**Directive**
Which lines in the records below contain the word "JSON"? Copy each one out.

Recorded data
-- -- --
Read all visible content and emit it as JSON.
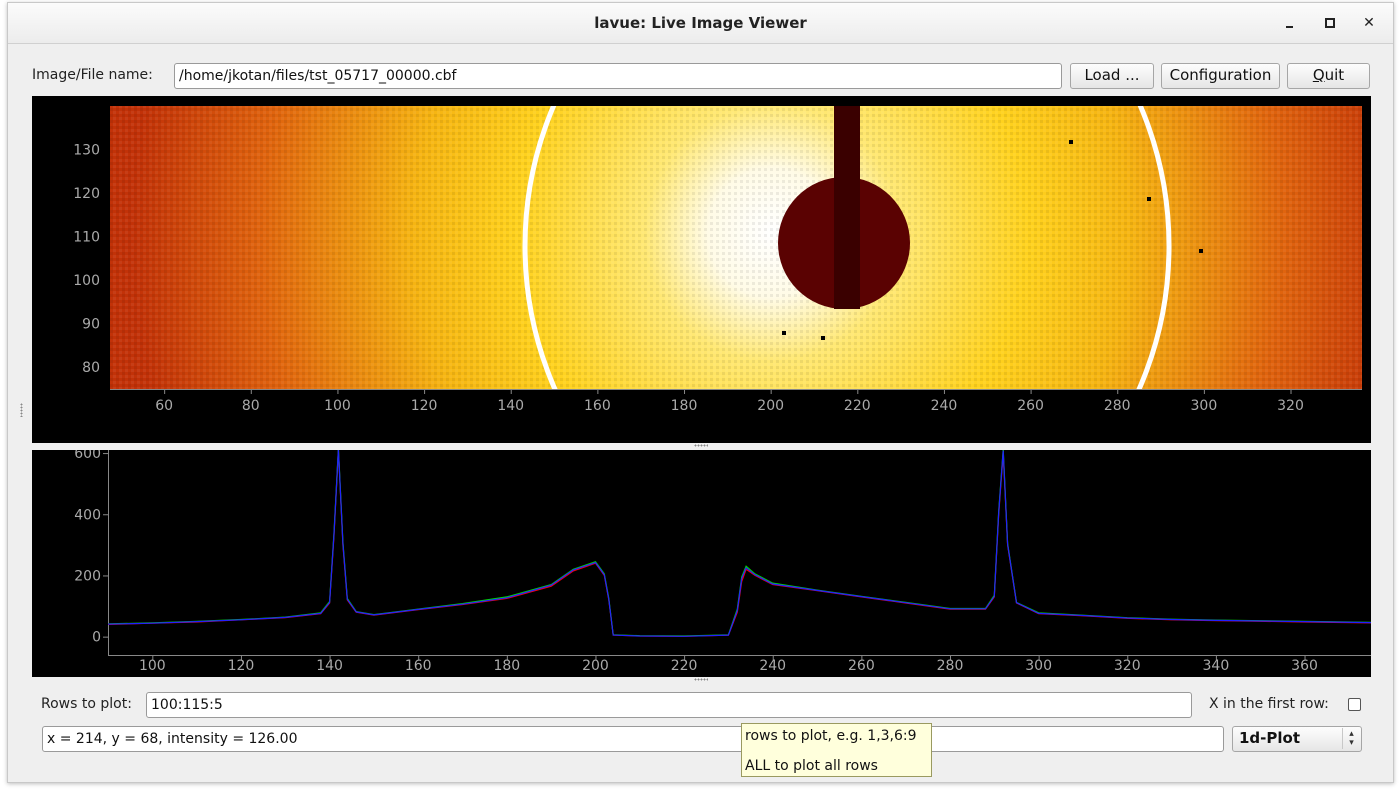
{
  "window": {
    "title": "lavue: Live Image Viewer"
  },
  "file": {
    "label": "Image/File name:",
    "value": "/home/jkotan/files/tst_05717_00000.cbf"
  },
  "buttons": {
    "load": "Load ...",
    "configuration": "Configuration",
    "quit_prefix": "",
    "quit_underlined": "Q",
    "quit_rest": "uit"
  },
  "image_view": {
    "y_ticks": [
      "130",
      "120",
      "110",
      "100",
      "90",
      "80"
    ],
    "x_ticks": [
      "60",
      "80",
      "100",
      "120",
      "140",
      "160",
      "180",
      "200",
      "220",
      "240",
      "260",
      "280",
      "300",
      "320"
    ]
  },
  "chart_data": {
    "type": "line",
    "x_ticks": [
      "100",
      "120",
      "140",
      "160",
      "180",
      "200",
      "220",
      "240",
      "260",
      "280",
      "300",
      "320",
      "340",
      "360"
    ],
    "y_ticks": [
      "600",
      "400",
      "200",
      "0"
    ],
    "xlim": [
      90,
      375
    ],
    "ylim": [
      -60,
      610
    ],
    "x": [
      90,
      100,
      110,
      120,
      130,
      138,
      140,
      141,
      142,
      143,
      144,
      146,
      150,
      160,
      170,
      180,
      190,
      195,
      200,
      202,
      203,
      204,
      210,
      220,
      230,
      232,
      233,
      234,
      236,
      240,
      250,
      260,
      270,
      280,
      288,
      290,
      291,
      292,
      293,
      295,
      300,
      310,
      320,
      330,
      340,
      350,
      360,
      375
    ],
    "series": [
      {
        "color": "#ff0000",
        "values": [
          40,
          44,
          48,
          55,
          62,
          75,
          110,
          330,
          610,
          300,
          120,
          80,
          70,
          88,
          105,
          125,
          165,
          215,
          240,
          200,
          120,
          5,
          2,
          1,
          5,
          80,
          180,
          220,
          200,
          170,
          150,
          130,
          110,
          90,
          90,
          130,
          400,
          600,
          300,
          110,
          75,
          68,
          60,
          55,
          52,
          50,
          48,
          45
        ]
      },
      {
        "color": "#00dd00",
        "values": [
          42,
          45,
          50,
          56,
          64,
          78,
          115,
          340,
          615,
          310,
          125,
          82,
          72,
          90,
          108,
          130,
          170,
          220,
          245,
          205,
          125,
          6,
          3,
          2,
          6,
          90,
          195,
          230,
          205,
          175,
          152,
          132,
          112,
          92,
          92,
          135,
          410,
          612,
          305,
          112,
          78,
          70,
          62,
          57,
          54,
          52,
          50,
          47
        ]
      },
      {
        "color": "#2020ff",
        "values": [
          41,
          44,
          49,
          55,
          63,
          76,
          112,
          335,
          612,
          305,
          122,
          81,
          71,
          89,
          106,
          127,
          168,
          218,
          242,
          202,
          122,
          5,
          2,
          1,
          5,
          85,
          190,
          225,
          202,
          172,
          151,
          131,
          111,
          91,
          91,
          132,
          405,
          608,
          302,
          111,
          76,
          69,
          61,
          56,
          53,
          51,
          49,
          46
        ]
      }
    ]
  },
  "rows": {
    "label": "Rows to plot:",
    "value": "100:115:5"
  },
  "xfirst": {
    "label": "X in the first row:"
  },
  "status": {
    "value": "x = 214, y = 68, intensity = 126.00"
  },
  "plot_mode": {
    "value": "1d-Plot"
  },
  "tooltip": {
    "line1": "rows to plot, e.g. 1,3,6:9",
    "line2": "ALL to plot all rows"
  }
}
-- -- --
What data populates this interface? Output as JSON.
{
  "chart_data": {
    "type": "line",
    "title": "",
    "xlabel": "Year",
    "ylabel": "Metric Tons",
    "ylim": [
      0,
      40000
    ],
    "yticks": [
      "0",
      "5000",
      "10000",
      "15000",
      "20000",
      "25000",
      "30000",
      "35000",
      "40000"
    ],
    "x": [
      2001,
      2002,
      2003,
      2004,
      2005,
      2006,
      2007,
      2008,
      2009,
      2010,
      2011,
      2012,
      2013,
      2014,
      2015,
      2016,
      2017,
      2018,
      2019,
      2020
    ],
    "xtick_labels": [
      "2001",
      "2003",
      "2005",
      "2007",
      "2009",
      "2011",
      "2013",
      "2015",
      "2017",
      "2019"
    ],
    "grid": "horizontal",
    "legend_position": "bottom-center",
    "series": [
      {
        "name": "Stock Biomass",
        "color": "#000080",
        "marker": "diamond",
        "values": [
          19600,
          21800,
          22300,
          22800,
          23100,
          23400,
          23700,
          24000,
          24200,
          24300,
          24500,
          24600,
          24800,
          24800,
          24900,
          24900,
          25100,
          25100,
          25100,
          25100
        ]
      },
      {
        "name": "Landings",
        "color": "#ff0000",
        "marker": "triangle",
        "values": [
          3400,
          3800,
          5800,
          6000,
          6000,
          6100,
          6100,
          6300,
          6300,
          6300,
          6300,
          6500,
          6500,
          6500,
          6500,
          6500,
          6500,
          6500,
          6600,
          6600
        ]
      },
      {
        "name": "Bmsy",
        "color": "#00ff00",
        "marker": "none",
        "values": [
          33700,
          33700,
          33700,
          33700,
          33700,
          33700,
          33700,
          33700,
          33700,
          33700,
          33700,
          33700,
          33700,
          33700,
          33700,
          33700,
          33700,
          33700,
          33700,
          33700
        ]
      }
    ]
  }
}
-- -- --
**Output of the exercise**
Read all visible content and emit it as JSON.
What data populates this interface? Output as JSON.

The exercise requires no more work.